### TASK REQUIREMENTS
Repeat every record below exactly, but leave out any pictures.
════
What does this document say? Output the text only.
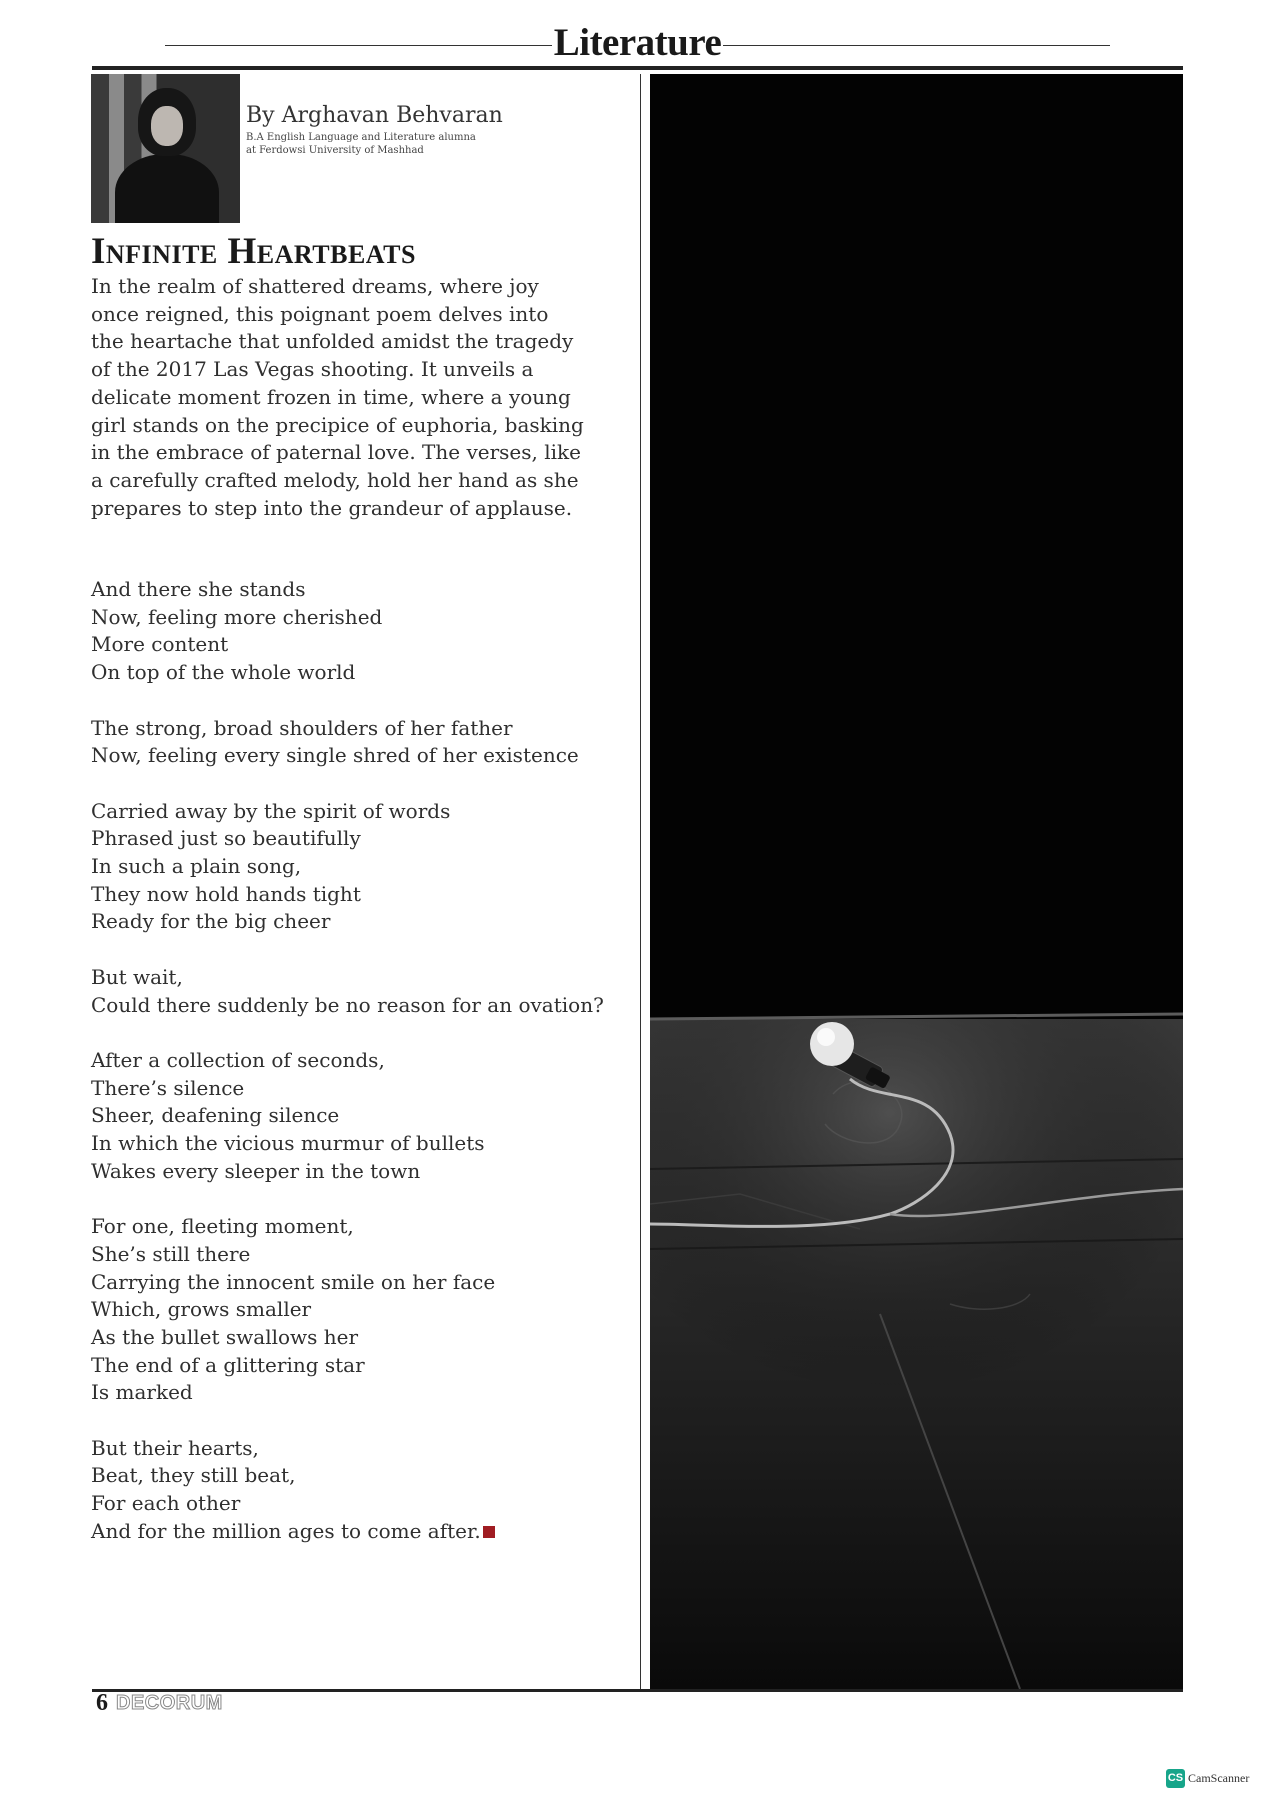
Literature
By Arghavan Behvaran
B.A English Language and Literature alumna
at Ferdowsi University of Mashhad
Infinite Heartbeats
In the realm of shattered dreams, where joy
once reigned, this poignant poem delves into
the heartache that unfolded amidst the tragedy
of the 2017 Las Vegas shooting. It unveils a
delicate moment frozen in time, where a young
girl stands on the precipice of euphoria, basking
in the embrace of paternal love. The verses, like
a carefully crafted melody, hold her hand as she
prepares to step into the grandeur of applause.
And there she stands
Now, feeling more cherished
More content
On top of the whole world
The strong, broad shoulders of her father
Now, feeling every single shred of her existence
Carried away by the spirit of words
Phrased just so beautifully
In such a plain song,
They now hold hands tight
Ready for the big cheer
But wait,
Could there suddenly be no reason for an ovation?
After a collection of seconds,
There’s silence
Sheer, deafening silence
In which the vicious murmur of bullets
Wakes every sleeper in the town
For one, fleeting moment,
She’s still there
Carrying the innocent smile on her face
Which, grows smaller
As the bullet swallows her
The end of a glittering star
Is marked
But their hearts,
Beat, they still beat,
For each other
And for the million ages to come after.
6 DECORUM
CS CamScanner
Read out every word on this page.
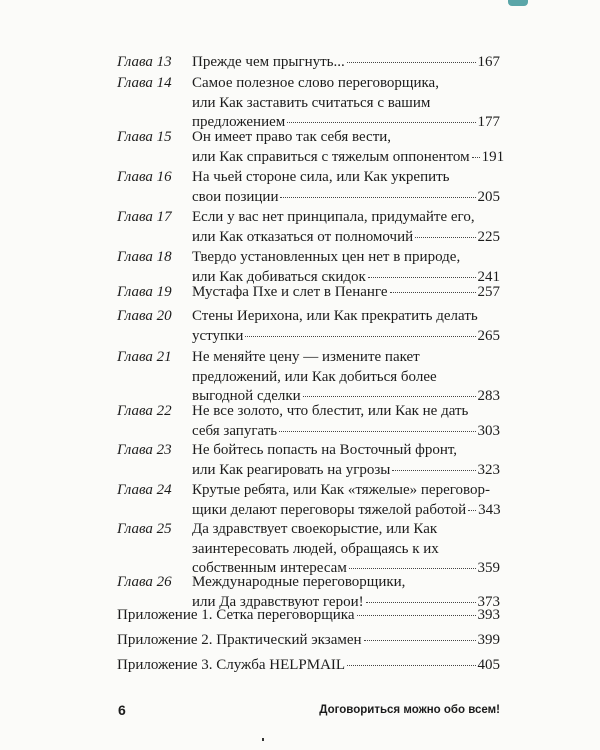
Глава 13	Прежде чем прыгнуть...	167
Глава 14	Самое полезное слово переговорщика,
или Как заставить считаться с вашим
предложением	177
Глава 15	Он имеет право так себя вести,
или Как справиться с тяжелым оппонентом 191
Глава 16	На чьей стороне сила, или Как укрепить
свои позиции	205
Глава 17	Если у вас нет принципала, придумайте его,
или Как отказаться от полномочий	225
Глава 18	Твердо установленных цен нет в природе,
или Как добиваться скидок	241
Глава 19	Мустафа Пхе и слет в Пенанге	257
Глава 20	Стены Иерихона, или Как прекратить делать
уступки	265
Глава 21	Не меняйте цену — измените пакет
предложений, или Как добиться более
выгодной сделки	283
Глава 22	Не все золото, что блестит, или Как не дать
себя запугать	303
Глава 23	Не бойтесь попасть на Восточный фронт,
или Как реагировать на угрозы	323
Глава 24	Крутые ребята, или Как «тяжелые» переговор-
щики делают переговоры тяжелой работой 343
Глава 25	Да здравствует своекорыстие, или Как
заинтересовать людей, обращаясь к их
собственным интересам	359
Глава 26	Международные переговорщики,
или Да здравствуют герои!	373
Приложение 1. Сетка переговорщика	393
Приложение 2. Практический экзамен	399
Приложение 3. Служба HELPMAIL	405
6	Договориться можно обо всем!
════
### WRITTEN SOLUTION
What does this document say? Output the text only.
Literature
By Arghavan Behvaran
B.A English Language and Literature alumna
at Ferdowsi University of Mashhad
Infinite Heartbeats
In the realm of shattered dreams, where joy
once reigned, this poignant poem delves into
the heartache that unfolded amidst the tragedy
of the 2017 Las Vegas shooting. It unveils a
delicate moment frozen in time, where a young
girl stands on the precipice of euphoria, basking
in the embrace of paternal love. The verses, like
a carefully crafted melody, hold her hand as she
prepares to step into the grandeur of applause.
And there she stands
Now, feeling more cherished
More content
On top of the whole world
The strong, broad shoulders of her father
Now, feeling every single shred of her existence
Carried away by the spirit of words
Phrased just so beautifully
In such a plain song,
They now hold hands tight
Ready for the big cheer
But wait,
Could there suddenly be no reason for an ovation?
After a collection of seconds,
There’s silence
Sheer, deafening silence
In which the vicious murmur of bullets
Wakes every sleeper in the town
For one, fleeting moment,
She’s still there
Carrying the innocent smile on her face
Which, grows smaller
As the bullet swallows her
The end of a glittering star
Is marked
But their hearts,
Beat, they still beat,
For each other
And for the million ages to come after.
6 DECORUM
CS CamScanner
Read out every word on this page.
Глава 13	Прежде чем прыгнуть...	167
Глава 14	Самое полезное слово переговорщика,
или Как заставить считаться с вашим
предложением	177
Глава 15	Он имеет право так себя вести,
или Как справиться с тяжелым оппонентом 191
Глава 16	На чьей стороне сила, или Как укрепить
свои позиции	205
Глава 17	Если у вас нет принципала, придумайте его,
или Как отказаться от полномочий	225
Глава 18	Твердо установленных цен нет в природе,
или Как добиваться скидок	241
Глава 19	Мустафа Пхе и слет в Пенанге	257
Глава 20	Стены Иерихона, или Как прекратить делать
уступки	265
Глава 21	Не меняйте цену — измените пакет
предложений, или Как добиться более
выгодной сделки	283
Глава 22	Не все золото, что блестит, или Как не дать
себя запугать	303
Глава 23	Не бойтесь попасть на Восточный фронт,
или Как реагировать на угрозы	323
Глава 24	Крутые ребята, или Как «тяжелые» переговор-
щики делают переговоры тяжелой работой 343
Глава 25	Да здравствует своекорыстие, или Как
заинтересовать людей, обращаясь к их
собственным интересам	359
Глава 26	Международные переговорщики,
или Да здравствуют герои!	373
Приложение 1. Сетка переговорщика	393
Приложение 2. Практический экзамен	399
Приложение 3. Служба HELPMAIL	405
6	Договориться можно обо всем!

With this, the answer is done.